[TEXT TO READ]:
There is excessive evidence that Hamza was living in that property in Aldbourne road. Everyone accepted it, it seems, except the council and the Department for Work and Pensions, which were housing the family and paying them benefits. The council claimed that his wife was estranged and that describing her as Hamza’s wife
“elicits a negative emotional response”.
The fact that the children whose details were added to the application form all bore the surname Mustafa Kemal—the same as that of Abu Hamza—was, the council said, “of little evidential weight”.
Investigations should have been triggered into the housing benefit, the income support and the council tax benefit. However, in its defence, the council said that the primary duty to investigate Hamza and his family, and to look at past and present benefit claims, lay with the Department for Work and Pensions.
It can be established beyond reasonable doubt that Hamza was living in Aldbourne road. Indeed, the police’s dawn raid to arrest him in May 2004 found him there, and he, and/or his family, was the beneficiary of an expensive flat in Adie road or the proceeds from its sale. Given that Hamza might be released next year, we do not have a moment to lose.
That brings me to the freezing of terrorists’ assets. A year ago, we were told by the Chancellor that
“the Treasury…had to become a department for security…I have found myself immersed in measures designed to cut off the sources of terrorist finance. And I have discovered that this will require an international operation using modern methods of forensic accounting as imaginative and pathbreaking in our times as the…enigma codebreakers at Bletchley Park”.
I hope that his forensic accounting is more effective than that used by the former Labour council or the Department for Work and Pensions.
I am not going to re-rehearse the whole fiasco of the emergence, a few months back, of the fact that Hamza, despite being incarcerated in Belmarsh and despite the Chancellor’s order to freeze his assets in April 2002, managed to transfer the Adie road property to his son, who has himself been convicted of terrorist offences.
I have already established that Hamza needs to be watched carefully when it comes to finances. Indeed, he threw down the gauntlet to the Chancellor when his assets were frozen in 2002, telling The Sunday Times on 21 April 2002:
“I don’t have anything in the bank to freeze. So where are they going to get it from?”
At almost exactly the same time, the Charity Commission suspended Hamza from the mosque, partly because of financial irregularities. The alarm bells should have been ringing, but a year later he was allowed to transfer the Adie road flat to his son—and at nil value, it seems.
This was no ordinary son, but a convicted terrorist. Aged 17, he was jailed in Yemen in 1999 for plotting a bombing campaign against the British consulate, a western-owned hotel and the Anglican church in Aden. After leaving prison, he was deported to Britain. According to the Yemeni court case, Hamza paid for his son’s flight there and gave him £3,000 in cash to help him to carry out the offences. Hamza himself is wanted in Yemen for similar terrorist offences that led indirectly to the death of two Britons. That same son got a job on the tube after 7/7. London Underground said that he was allowed to work as
“he has no criminal convictions in the UK.”
So, despite all the assurances and the fact that Hamza was being watched by a number of agencies, the transfer of the Adie road property was allowed to go ahead. If the Government—
No, I will not. The Economic Secretary will have a chance to answer, and time is short.

[DATA]:
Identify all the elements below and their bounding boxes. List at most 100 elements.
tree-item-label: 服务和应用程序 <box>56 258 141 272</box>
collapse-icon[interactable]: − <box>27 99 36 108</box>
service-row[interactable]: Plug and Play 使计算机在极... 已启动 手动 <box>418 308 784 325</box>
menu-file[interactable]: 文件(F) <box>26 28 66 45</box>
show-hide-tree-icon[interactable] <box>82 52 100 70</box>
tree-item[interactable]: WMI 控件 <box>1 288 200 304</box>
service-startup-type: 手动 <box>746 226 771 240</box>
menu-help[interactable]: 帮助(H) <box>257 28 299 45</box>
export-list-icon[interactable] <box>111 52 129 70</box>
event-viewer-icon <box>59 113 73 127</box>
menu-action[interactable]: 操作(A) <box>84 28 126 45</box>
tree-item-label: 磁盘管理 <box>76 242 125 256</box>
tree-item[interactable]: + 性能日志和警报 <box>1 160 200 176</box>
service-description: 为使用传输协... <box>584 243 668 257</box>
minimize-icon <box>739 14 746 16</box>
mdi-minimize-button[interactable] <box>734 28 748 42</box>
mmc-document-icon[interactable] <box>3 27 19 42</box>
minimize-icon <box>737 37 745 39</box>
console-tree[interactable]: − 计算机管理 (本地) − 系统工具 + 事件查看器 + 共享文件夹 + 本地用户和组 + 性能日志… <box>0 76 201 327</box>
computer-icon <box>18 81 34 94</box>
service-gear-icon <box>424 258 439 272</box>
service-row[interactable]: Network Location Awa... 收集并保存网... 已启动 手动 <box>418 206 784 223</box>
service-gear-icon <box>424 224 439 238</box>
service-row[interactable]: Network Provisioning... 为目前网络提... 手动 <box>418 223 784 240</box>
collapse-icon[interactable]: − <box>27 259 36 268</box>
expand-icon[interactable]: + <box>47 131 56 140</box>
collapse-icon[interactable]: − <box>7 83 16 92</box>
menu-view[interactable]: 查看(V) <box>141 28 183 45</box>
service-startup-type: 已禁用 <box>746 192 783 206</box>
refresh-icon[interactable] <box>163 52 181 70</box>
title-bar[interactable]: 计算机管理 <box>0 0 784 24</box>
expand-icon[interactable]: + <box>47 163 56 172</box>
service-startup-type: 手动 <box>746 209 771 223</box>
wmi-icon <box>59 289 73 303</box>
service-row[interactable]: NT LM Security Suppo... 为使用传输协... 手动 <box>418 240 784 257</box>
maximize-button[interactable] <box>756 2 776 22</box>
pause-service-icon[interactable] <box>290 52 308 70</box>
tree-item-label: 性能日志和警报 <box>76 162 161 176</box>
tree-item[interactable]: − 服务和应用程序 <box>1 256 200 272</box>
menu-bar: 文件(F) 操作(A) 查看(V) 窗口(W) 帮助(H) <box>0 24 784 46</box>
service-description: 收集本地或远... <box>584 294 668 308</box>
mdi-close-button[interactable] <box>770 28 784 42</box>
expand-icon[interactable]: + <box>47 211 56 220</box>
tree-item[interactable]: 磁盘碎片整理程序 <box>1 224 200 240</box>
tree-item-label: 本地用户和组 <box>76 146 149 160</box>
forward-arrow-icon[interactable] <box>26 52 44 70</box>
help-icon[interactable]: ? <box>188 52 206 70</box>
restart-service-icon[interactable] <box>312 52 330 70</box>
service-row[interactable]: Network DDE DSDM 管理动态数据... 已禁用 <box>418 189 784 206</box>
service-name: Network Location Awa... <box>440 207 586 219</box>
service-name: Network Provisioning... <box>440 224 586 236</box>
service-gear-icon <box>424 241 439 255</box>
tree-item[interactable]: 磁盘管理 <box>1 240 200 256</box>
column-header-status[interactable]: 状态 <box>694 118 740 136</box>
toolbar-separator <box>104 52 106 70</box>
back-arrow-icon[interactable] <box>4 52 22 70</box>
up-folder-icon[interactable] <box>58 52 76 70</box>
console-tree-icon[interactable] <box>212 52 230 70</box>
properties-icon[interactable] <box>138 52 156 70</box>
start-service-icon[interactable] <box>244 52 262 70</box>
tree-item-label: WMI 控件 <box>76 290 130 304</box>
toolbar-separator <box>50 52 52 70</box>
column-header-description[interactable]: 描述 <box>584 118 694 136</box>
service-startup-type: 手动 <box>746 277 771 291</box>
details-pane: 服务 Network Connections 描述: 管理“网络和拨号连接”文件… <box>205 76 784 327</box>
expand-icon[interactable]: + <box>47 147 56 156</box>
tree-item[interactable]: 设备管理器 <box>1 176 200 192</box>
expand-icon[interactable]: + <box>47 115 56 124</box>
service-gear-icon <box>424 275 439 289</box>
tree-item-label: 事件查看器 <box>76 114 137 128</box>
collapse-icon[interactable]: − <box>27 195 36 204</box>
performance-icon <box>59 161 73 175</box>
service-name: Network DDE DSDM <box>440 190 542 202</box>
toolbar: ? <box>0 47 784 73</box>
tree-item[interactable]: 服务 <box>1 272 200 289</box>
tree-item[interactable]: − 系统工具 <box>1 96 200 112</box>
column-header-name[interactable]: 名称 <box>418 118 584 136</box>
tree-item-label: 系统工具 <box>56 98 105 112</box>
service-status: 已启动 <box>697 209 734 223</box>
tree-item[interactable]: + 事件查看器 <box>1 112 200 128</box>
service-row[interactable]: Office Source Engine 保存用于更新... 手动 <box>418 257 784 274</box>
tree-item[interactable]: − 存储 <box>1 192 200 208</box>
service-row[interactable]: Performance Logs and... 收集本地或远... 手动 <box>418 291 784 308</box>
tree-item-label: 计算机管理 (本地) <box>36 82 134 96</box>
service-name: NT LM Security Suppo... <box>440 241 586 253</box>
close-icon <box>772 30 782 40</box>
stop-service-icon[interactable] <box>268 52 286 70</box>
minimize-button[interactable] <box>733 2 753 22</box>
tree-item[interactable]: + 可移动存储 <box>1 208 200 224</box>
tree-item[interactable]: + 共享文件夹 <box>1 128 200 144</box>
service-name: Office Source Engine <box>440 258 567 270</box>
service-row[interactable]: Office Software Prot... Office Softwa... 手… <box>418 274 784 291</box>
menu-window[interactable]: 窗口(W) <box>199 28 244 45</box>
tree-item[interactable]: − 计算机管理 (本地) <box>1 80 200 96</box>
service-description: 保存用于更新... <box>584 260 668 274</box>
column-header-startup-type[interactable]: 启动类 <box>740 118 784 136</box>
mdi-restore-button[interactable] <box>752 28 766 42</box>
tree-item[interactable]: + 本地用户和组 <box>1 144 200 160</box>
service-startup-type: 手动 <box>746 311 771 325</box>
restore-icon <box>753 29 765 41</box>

[JOBS]:
[A] In the passage on Abu Hamza, in what year was his son jailed in Yemen?
[B] Rewrite the part of the passage on Abu Hamza starting with "It can be established" and going on through "moment to lose.", putting "early-morning raid" in place of "dawn raid".

[PROBLEM SOLUTIONS]:
[A] 1999

[B]
It can be established beyond reasonable doubt that Hamza was living in Aldbourne road. Indeed, the police’s early-morning raid to arrest him in May 2004 found him there, and he, and/or his family, was the beneficiary of an expensive flat in Adie road or the proceeds from its sale. Given that Hamza might be released next year, we do not have a moment to lose.